> WHAT YOU SHOULD DO
The records below are made of lines; count those holding the word "color" and give the number only.

> PROVIDED RECORDS
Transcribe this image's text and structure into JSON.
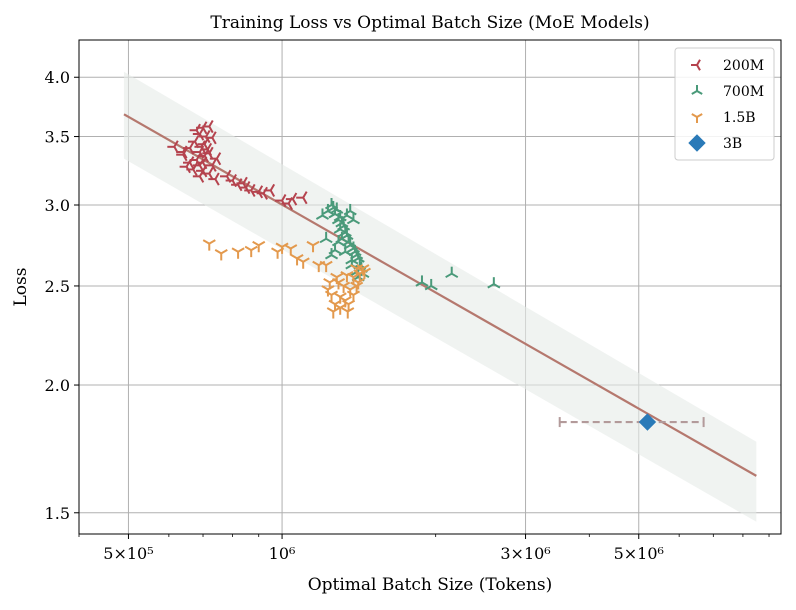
{
  "chart_data": {
    "type": "scatter",
    "title": "Training Loss vs Optimal Batch Size (MoE Models)",
    "xlabel": "Optimal Batch Size (Tokens)",
    "ylabel": "Loss",
    "xscale": "log",
    "yscale": "log",
    "xlim": [
      400000,
      9500000
    ],
    "ylim": [
      1.43,
      4.35
    ],
    "xticks": [
      {
        "value": 500000,
        "label": "5×10⁵"
      },
      {
        "value": 1000000,
        "label": "10⁶"
      },
      {
        "value": 3000000,
        "label": "3×10⁶"
      },
      {
        "value": 5000000,
        "label": "5×10⁶"
      }
    ],
    "yticks": [
      {
        "value": 1.5,
        "label": "1.5"
      },
      {
        "value": 2.0,
        "label": "2.0"
      },
      {
        "value": 2.5,
        "label": "2.5"
      },
      {
        "value": 3.0,
        "label": "3.0"
      },
      {
        "value": 3.5,
        "label": "3.5"
      },
      {
        "value": 4.0,
        "label": "4.0"
      }
    ],
    "grid": true,
    "legend_position": "top-right",
    "fit_line": {
      "x": [
        490000,
        8500000
      ],
      "y": [
        3.68,
        1.63
      ],
      "color": "#b5786e"
    },
    "fit_band": {
      "x": [
        490000,
        8500000
      ],
      "upper": [
        4.05,
        1.76
      ],
      "lower": [
        3.33,
        1.47
      ],
      "color": "#e6ebe8"
    },
    "series": [
      {
        "name": "200M",
        "marker": "tri_left",
        "color": "#b5434e",
        "points": [
          [
            680000,
            3.55
          ],
          [
            700000,
            3.57
          ],
          [
            720000,
            3.58
          ],
          [
            690000,
            3.52
          ],
          [
            710000,
            3.5
          ],
          [
            730000,
            3.49
          ],
          [
            675000,
            3.46
          ],
          [
            705000,
            3.44
          ],
          [
            695000,
            3.42
          ],
          [
            715000,
            3.4
          ],
          [
            660000,
            3.41
          ],
          [
            690000,
            3.38
          ],
          [
            720000,
            3.37
          ],
          [
            640000,
            3.38
          ],
          [
            705000,
            3.35
          ],
          [
            680000,
            3.32
          ],
          [
            660000,
            3.3
          ],
          [
            700000,
            3.3
          ],
          [
            650000,
            3.27
          ],
          [
            690000,
            3.28
          ],
          [
            730000,
            3.28
          ],
          [
            745000,
            3.33
          ],
          [
            670000,
            3.25
          ],
          [
            700000,
            3.24
          ],
          [
            720000,
            3.22
          ],
          [
            690000,
            3.2
          ],
          [
            740000,
            3.18
          ],
          [
            780000,
            3.2
          ],
          [
            800000,
            3.17
          ],
          [
            820000,
            3.14
          ],
          [
            850000,
            3.12
          ],
          [
            840000,
            3.15
          ],
          [
            870000,
            3.1
          ],
          [
            900000,
            3.09
          ],
          [
            920000,
            3.08
          ],
          [
            950000,
            3.1
          ],
          [
            1000000,
            3.03
          ],
          [
            1050000,
            3.04
          ],
          [
            1100000,
            3.05
          ],
          [
            1030000,
            3.01
          ],
          [
            615000,
            3.42
          ],
          [
            640000,
            3.36
          ]
        ]
      },
      {
        "name": "700M",
        "marker": "tri_up",
        "color": "#4a9a7a",
        "points": [
          [
            1200000,
            2.93
          ],
          [
            1230000,
            2.96
          ],
          [
            1250000,
            3.0
          ],
          [
            1260000,
            2.98
          ],
          [
            1280000,
            2.97
          ],
          [
            1270000,
            2.94
          ],
          [
            1300000,
            2.92
          ],
          [
            1290000,
            2.9
          ],
          [
            1310000,
            2.88
          ],
          [
            1320000,
            2.86
          ],
          [
            1300000,
            2.84
          ],
          [
            1330000,
            2.82
          ],
          [
            1340000,
            2.8
          ],
          [
            1310000,
            2.78
          ],
          [
            1350000,
            2.76
          ],
          [
            1360000,
            2.74
          ],
          [
            1380000,
            2.72
          ],
          [
            1390000,
            2.7
          ],
          [
            1400000,
            2.68
          ],
          [
            1410000,
            2.66
          ],
          [
            1370000,
            2.65
          ],
          [
            1420000,
            2.62
          ],
          [
            1430000,
            2.6
          ],
          [
            1400000,
            2.58
          ],
          [
            1440000,
            2.57
          ],
          [
            1410000,
            2.55
          ],
          [
            1290000,
            2.76
          ],
          [
            1270000,
            2.71
          ],
          [
            1250000,
            2.68
          ],
          [
            1220000,
            2.78
          ],
          [
            1340000,
            2.93
          ],
          [
            1380000,
            2.9
          ],
          [
            1370000,
            2.62
          ],
          [
            1880000,
            2.52
          ],
          [
            1960000,
            2.5
          ],
          [
            2150000,
            2.57
          ],
          [
            2600000,
            2.51
          ],
          [
            1360000,
            2.96
          ],
          [
            1330000,
            2.7
          ]
        ]
      },
      {
        "name": "1.5B",
        "marker": "tri_down",
        "color": "#e3994d",
        "points": [
          [
            720000,
            2.75
          ],
          [
            760000,
            2.69
          ],
          [
            820000,
            2.7
          ],
          [
            870000,
            2.71
          ],
          [
            900000,
            2.74
          ],
          [
            980000,
            2.7
          ],
          [
            1000000,
            2.73
          ],
          [
            1040000,
            2.72
          ],
          [
            1070000,
            2.66
          ],
          [
            1100000,
            2.64
          ],
          [
            1180000,
            2.62
          ],
          [
            1220000,
            2.62
          ],
          [
            1150000,
            2.74
          ],
          [
            1280000,
            2.55
          ],
          [
            1340000,
            2.56
          ],
          [
            1380000,
            2.55
          ],
          [
            1400000,
            2.6
          ],
          [
            1420000,
            2.57
          ],
          [
            1450000,
            2.58
          ],
          [
            1440000,
            2.6
          ],
          [
            1230000,
            2.48
          ],
          [
            1250000,
            2.45
          ],
          [
            1270000,
            2.4
          ],
          [
            1300000,
            2.38
          ],
          [
            1330000,
            2.42
          ],
          [
            1350000,
            2.4
          ],
          [
            1360000,
            2.48
          ],
          [
            1380000,
            2.45
          ],
          [
            1400000,
            2.5
          ],
          [
            1410000,
            2.52
          ],
          [
            1320000,
            2.5
          ],
          [
            1290000,
            2.52
          ],
          [
            1300000,
            2.44
          ],
          [
            1260000,
            2.36
          ],
          [
            1345000,
            2.36
          ],
          [
            1240000,
            2.52
          ]
        ]
      },
      {
        "name": "3B",
        "marker": "diamond",
        "color": "#2a7ab8",
        "points": [
          [
            5200000,
            1.84
          ]
        ],
        "x_error": [
          3500000,
          6700000
        ]
      }
    ]
  }
}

> CORRECT RESULT
6